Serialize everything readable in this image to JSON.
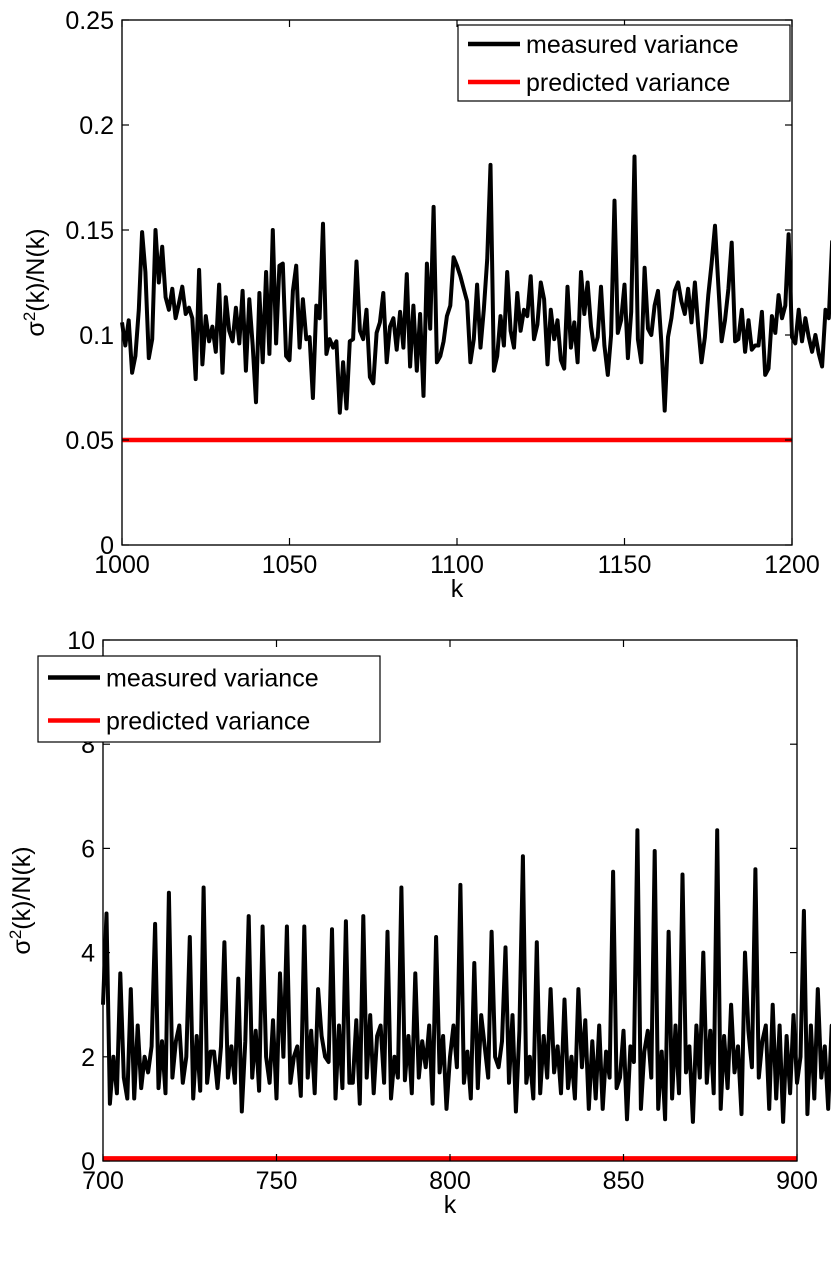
{
  "chart_data": [
    {
      "type": "line",
      "xlabel": "k",
      "ylabel_main": "σ",
      "ylabel_sup": "2",
      "ylabel_rest": "(k)/N(k)",
      "xlim": [
        1000,
        1200
      ],
      "ylim": [
        0,
        0.25
      ],
      "xticks": [
        1000,
        1050,
        1100,
        1150,
        1200
      ],
      "yticks": [
        0,
        0.05,
        0.1,
        0.15,
        0.2,
        0.25
      ],
      "ytick_labels": [
        "0",
        "0.05",
        "0.1",
        "0.15",
        "0.2",
        "0.25"
      ],
      "legend_position": "top-right",
      "series": [
        {
          "name": "measured variance",
          "color": "#000000",
          "x_start": 1000,
          "x_step": 1,
          "values": [
            0.106,
            0.095,
            0.107,
            0.082,
            0.09,
            0.112,
            0.149,
            0.13,
            0.089,
            0.098,
            0.15,
            0.125,
            0.142,
            0.118,
            0.112,
            0.122,
            0.108,
            0.115,
            0.123,
            0.11,
            0.113,
            0.108,
            0.079,
            0.131,
            0.086,
            0.109,
            0.097,
            0.104,
            0.092,
            0.124,
            0.082,
            0.118,
            0.102,
            0.097,
            0.113,
            0.096,
            0.121,
            0.083,
            0.117,
            0.095,
            0.068,
            0.12,
            0.087,
            0.13,
            0.091,
            0.15,
            0.096,
            0.133,
            0.134,
            0.09,
            0.088,
            0.121,
            0.133,
            0.094,
            0.117,
            0.098,
            0.099,
            0.07,
            0.114,
            0.108,
            0.153,
            0.091,
            0.098,
            0.094,
            0.097,
            0.063,
            0.087,
            0.065,
            0.097,
            0.098,
            0.135,
            0.102,
            0.098,
            0.112,
            0.08,
            0.077,
            0.101,
            0.106,
            0.12,
            0.087,
            0.104,
            0.108,
            0.093,
            0.111,
            0.094,
            0.129,
            0.085,
            0.114,
            0.083,
            0.11,
            0.071,
            0.134,
            0.103,
            0.161,
            0.087,
            0.09,
            0.097,
            0.109,
            0.114,
            0.137,
            0.133,
            0.128,
            0.122,
            0.116,
            0.087,
            0.098,
            0.124,
            0.094,
            0.112,
            0.136,
            0.181,
            0.083,
            0.09,
            0.109,
            0.095,
            0.13,
            0.102,
            0.094,
            0.12,
            0.102,
            0.112,
            0.109,
            0.128,
            0.098,
            0.105,
            0.125,
            0.117,
            0.086,
            0.112,
            0.098,
            0.107,
            0.088,
            0.084,
            0.123,
            0.094,
            0.106,
            0.087,
            0.13,
            0.11,
            0.125,
            0.104,
            0.093,
            0.099,
            0.123,
            0.095,
            0.081,
            0.1,
            0.164,
            0.101,
            0.107,
            0.124,
            0.089,
            0.111,
            0.185,
            0.098,
            0.087,
            0.132,
            0.103,
            0.1,
            0.114,
            0.121,
            0.096,
            0.064,
            0.099,
            0.108,
            0.121,
            0.125,
            0.116,
            0.11,
            0.122,
            0.106,
            0.125,
            0.104,
            0.087,
            0.099,
            0.119,
            0.134,
            0.152,
            0.124,
            0.097,
            0.107,
            0.122,
            0.144,
            0.097,
            0.098,
            0.112,
            0.092,
            0.107,
            0.093,
            0.095,
            0.095,
            0.111,
            0.081,
            0.084,
            0.109,
            0.101,
            0.119,
            0.108,
            0.114,
            0.148,
            0.099,
            0.096,
            0.112,
            0.097,
            0.108,
            0.099,
            0.092,
            0.1,
            0.091,
            0.085,
            0.112,
            0.108,
            0.145
          ]
        },
        {
          "name": "predicted variance",
          "color": "#ff0000",
          "x": [
            1000,
            1200
          ],
          "values": [
            0.05,
            0.05
          ]
        }
      ]
    },
    {
      "type": "line",
      "xlabel": "k",
      "ylabel_main": "σ",
      "ylabel_sup": "2",
      "ylabel_rest": "(k)/N(k)",
      "xlim": [
        700,
        900
      ],
      "ylim": [
        0,
        10
      ],
      "xticks": [
        700,
        750,
        800,
        850,
        900
      ],
      "yticks": [
        0,
        2,
        4,
        6,
        8,
        10
      ],
      "ytick_labels": [
        "0",
        "2",
        "4",
        "6",
        "8",
        "10"
      ],
      "legend_position": "top-left",
      "series": [
        {
          "name": "measured variance",
          "color": "#000000",
          "x_start": 700,
          "x_step": 1,
          "values": [
            3.0,
            4.75,
            1.1,
            2.0,
            1.3,
            3.6,
            1.6,
            1.2,
            3.3,
            1.2,
            2.6,
            1.4,
            2.0,
            1.7,
            2.2,
            4.55,
            1.4,
            2.3,
            1.3,
            5.15,
            1.6,
            2.3,
            2.6,
            1.5,
            2.0,
            4.3,
            1.2,
            2.4,
            1.35,
            5.25,
            1.5,
            2.1,
            2.1,
            1.4,
            2.2,
            4.2,
            1.6,
            2.2,
            1.5,
            3.5,
            0.95,
            2.3,
            4.7,
            1.6,
            2.5,
            1.35,
            4.5,
            2.0,
            1.5,
            2.7,
            1.2,
            3.6,
            2.0,
            4.5,
            1.5,
            2.0,
            2.2,
            1.25,
            4.5,
            1.6,
            2.5,
            1.3,
            3.3,
            2.4,
            2.0,
            1.9,
            4.45,
            1.2,
            2.6,
            1.4,
            4.6,
            1.5,
            1.5,
            2.7,
            1.1,
            4.7,
            1.6,
            2.8,
            1.3,
            2.4,
            2.6,
            1.5,
            4.4,
            1.2,
            2.0,
            1.6,
            5.25,
            1.55,
            2.4,
            1.3,
            3.6,
            1.6,
            2.3,
            1.8,
            2.6,
            1.1,
            4.3,
            1.7,
            2.4,
            1.0,
            2.0,
            2.6,
            1.8,
            5.3,
            1.5,
            2.1,
            1.2,
            3.8,
            1.4,
            2.8,
            2.2,
            1.6,
            4.4,
            2.0,
            1.8,
            2.3,
            4.1,
            1.5,
            2.8,
            0.95,
            2.5,
            5.85,
            1.5,
            2.0,
            1.2,
            4.2,
            1.3,
            2.4,
            1.6,
            3.3,
            1.7,
            2.2,
            1.3,
            3.1,
            1.4,
            2.0,
            1.2,
            3.3,
            1.8,
            2.7,
            1.0,
            2.3,
            1.2,
            2.6,
            1.0,
            2.1,
            1.6,
            5.55,
            1.4,
            1.6,
            2.5,
            0.8,
            2.2,
            1.9,
            6.35,
            1.0,
            2.1,
            2.5,
            1.6,
            5.95,
            1.0,
            2.1,
            0.8,
            4.4,
            1.2,
            2.6,
            1.3,
            5.5,
            1.7,
            2.2,
            0.75,
            2.6,
            1.6,
            4.0,
            1.5,
            2.5,
            1.3,
            6.35,
            1.0,
            2.4,
            1.4,
            3.0,
            1.7,
            2.2,
            0.9,
            4.0,
            2.5,
            1.8,
            5.6,
            1.6,
            2.3,
            2.6,
            1.0,
            3.0,
            1.2,
            2.6,
            0.75,
            2.4,
            1.3,
            2.8,
            1.5,
            2.0,
            4.8,
            0.9,
            2.6,
            1.2,
            3.3,
            1.6,
            2.2,
            1.0,
            2.6,
            1.5,
            3.5,
            0.85,
            2.2,
            1.2,
            2.0,
            1.1,
            2.0,
            1.3,
            2.6,
            1.5,
            2.5,
            1.4,
            4.1,
            1.6,
            2.2,
            1.2
          ]
        },
        {
          "name": "predicted variance",
          "color": "#ff0000",
          "x": [
            700,
            900
          ],
          "values": [
            0.05,
            0.05
          ]
        }
      ]
    }
  ]
}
※ ※ ※
EXERCISE AIM
Give all the entries again exactly, dropping each picture.

SOLUTION BELOW
Serialize everything readable in this image to JSON.
{
  "chart_data": [
    {
      "type": "line",
      "xlabel": "k",
      "ylabel_main": "σ",
      "ylabel_sup": "2",
      "ylabel_rest": "(k)/N(k)",
      "xlim": [
        1000,
        1200
      ],
      "ylim": [
        0,
        0.25
      ],
      "xticks": [
        1000,
        1050,
        1100,
        1150,
        1200
      ],
      "yticks": [
        0,
        0.05,
        0.1,
        0.15,
        0.2,
        0.25
      ],
      "ytick_labels": [
        "0",
        "0.05",
        "0.1",
        "0.15",
        "0.2",
        "0.25"
      ],
      "legend_position": "top-right",
      "series": [
        {
          "name": "measured variance",
          "color": "#000000",
          "x_start": 1000,
          "x_step": 1,
          "values": [
            0.106,
            0.095,
            0.107,
            0.082,
            0.09,
            0.112,
            0.149,
            0.13,
            0.089,
            0.098,
            0.15,
            0.125,
            0.142,
            0.118,
            0.112,
            0.122,
            0.108,
            0.115,
            0.123,
            0.11,
            0.113,
            0.108,
            0.079,
            0.131,
            0.086,
            0.109,
            0.097,
            0.104,
            0.092,
            0.124,
            0.082,
            0.118,
            0.102,
            0.097,
            0.113,
            0.096,
            0.121,
            0.083,
            0.117,
            0.095,
            0.068,
            0.12,
            0.087,
            0.13,
            0.091,
            0.15,
            0.096,
            0.133,
            0.134,
            0.09,
            0.088,
            0.121,
            0.133,
            0.094,
            0.117,
            0.098,
            0.099,
            0.07,
            0.114,
            0.108,
            0.153,
            0.091,
            0.098,
            0.094,
            0.097,
            0.063,
            0.087,
            0.065,
            0.097,
            0.098,
            0.135,
            0.102,
            0.098,
            0.112,
            0.08,
            0.077,
            0.101,
            0.106,
            0.12,
            0.087,
            0.104,
            0.108,
            0.093,
            0.111,
            0.094,
            0.129,
            0.085,
            0.114,
            0.083,
            0.11,
            0.071,
            0.134,
            0.103,
            0.161,
            0.087,
            0.09,
            0.097,
            0.109,
            0.114,
            0.137,
            0.133,
            0.128,
            0.122,
            0.116,
            0.087,
            0.098,
            0.124,
            0.094,
            0.112,
            0.136,
            0.181,
            0.083,
            0.09,
            0.109,
            0.095,
            0.13,
            0.102,
            0.094,
            0.12,
            0.102,
            0.112,
            0.109,
            0.128,
            0.098,
            0.105,
            0.125,
            0.117,
            0.086,
            0.112,
            0.098,
            0.107,
            0.088,
            0.084,
            0.123,
            0.094,
            0.106,
            0.087,
            0.13,
            0.11,
            0.125,
            0.104,
            0.093,
            0.099,
            0.123,
            0.095,
            0.081,
            0.1,
            0.164,
            0.101,
            0.107,
            0.124,
            0.089,
            0.111,
            0.185,
            0.098,
            0.087,
            0.132,
            0.103,
            0.1,
            0.114,
            0.121,
            0.096,
            0.064,
            0.099,
            0.108,
            0.121,
            0.125,
            0.116,
            0.11,
            0.122,
            0.106,
            0.125,
            0.104,
            0.087,
            0.099,
            0.119,
            0.134,
            0.152,
            0.124,
            0.097,
            0.107,
            0.122,
            0.144,
            0.097,
            0.098,
            0.112,
            0.092,
            0.107,
            0.093,
            0.095,
            0.095,
            0.111,
            0.081,
            0.084,
            0.109,
            0.101,
            0.119,
            0.108,
            0.114,
            0.148,
            0.099,
            0.096,
            0.112,
            0.097,
            0.108,
            0.099,
            0.092,
            0.1,
            0.091,
            0.085,
            0.112,
            0.108,
            0.145
          ]
        },
        {
          "name": "predicted variance",
          "color": "#ff0000",
          "x": [
            1000,
            1200
          ],
          "values": [
            0.05,
            0.05
          ]
        }
      ]
    },
    {
      "type": "line",
      "xlabel": "k",
      "ylabel_main": "σ",
      "ylabel_sup": "2",
      "ylabel_rest": "(k)/N(k)",
      "xlim": [
        700,
        900
      ],
      "ylim": [
        0,
        10
      ],
      "xticks": [
        700,
        750,
        800,
        850,
        900
      ],
      "yticks": [
        0,
        2,
        4,
        6,
        8,
        10
      ],
      "ytick_labels": [
        "0",
        "2",
        "4",
        "6",
        "8",
        "10"
      ],
      "legend_position": "top-left",
      "series": [
        {
          "name": "measured variance",
          "color": "#000000",
          "x_start": 700,
          "x_step": 1,
          "values": [
            3.0,
            4.75,
            1.1,
            2.0,
            1.3,
            3.6,
            1.6,
            1.2,
            3.3,
            1.2,
            2.6,
            1.4,
            2.0,
            1.7,
            2.2,
            4.55,
            1.4,
            2.3,
            1.3,
            5.15,
            1.6,
            2.3,
            2.6,
            1.5,
            2.0,
            4.3,
            1.2,
            2.4,
            1.35,
            5.25,
            1.5,
            2.1,
            2.1,
            1.4,
            2.2,
            4.2,
            1.6,
            2.2,
            1.5,
            3.5,
            0.95,
            2.3,
            4.7,
            1.6,
            2.5,
            1.35,
            4.5,
            2.0,
            1.5,
            2.7,
            1.2,
            3.6,
            2.0,
            4.5,
            1.5,
            2.0,
            2.2,
            1.25,
            4.5,
            1.6,
            2.5,
            1.3,
            3.3,
            2.4,
            2.0,
            1.9,
            4.45,
            1.2,
            2.6,
            1.4,
            4.6,
            1.5,
            1.5,
            2.7,
            1.1,
            4.7,
            1.6,
            2.8,
            1.3,
            2.4,
            2.6,
            1.5,
            4.4,
            1.2,
            2.0,
            1.6,
            5.25,
            1.55,
            2.4,
            1.3,
            3.6,
            1.6,
            2.3,
            1.8,
            2.6,
            1.1,
            4.3,
            1.7,
            2.4,
            1.0,
            2.0,
            2.6,
            1.8,
            5.3,
            1.5,
            2.1,
            1.2,
            3.8,
            1.4,
            2.8,
            2.2,
            1.6,
            4.4,
            2.0,
            1.8,
            2.3,
            4.1,
            1.5,
            2.8,
            0.95,
            2.5,
            5.85,
            1.5,
            2.0,
            1.2,
            4.2,
            1.3,
            2.4,
            1.6,
            3.3,
            1.7,
            2.2,
            1.3,
            3.1,
            1.4,
            2.0,
            1.2,
            3.3,
            1.8,
            2.7,
            1.0,
            2.3,
            1.2,
            2.6,
            1.0,
            2.1,
            1.6,
            5.55,
            1.4,
            1.6,
            2.5,
            0.8,
            2.2,
            1.9,
            6.35,
            1.0,
            2.1,
            2.5,
            1.6,
            5.95,
            1.0,
            2.1,
            0.8,
            4.4,
            1.2,
            2.6,
            1.3,
            5.5,
            1.7,
            2.2,
            0.75,
            2.6,
            1.6,
            4.0,
            1.5,
            2.5,
            1.3,
            6.35,
            1.0,
            2.4,
            1.4,
            3.0,
            1.7,
            2.2,
            0.9,
            4.0,
            2.5,
            1.8,
            5.6,
            1.6,
            2.3,
            2.6,
            1.0,
            3.0,
            1.2,
            2.6,
            0.75,
            2.4,
            1.3,
            2.8,
            1.5,
            2.0,
            4.8,
            0.9,
            2.6,
            1.2,
            3.3,
            1.6,
            2.2,
            1.0,
            2.6,
            1.5,
            3.5,
            0.85,
            2.2,
            1.2,
            2.0,
            1.1,
            2.0,
            1.3,
            2.6,
            1.5,
            2.5,
            1.4,
            4.1,
            1.6,
            2.2,
            1.2
          ]
        },
        {
          "name": "predicted variance",
          "color": "#ff0000",
          "x": [
            700,
            900
          ],
          "values": [
            0.05,
            0.05
          ]
        }
      ]
    }
  ]
}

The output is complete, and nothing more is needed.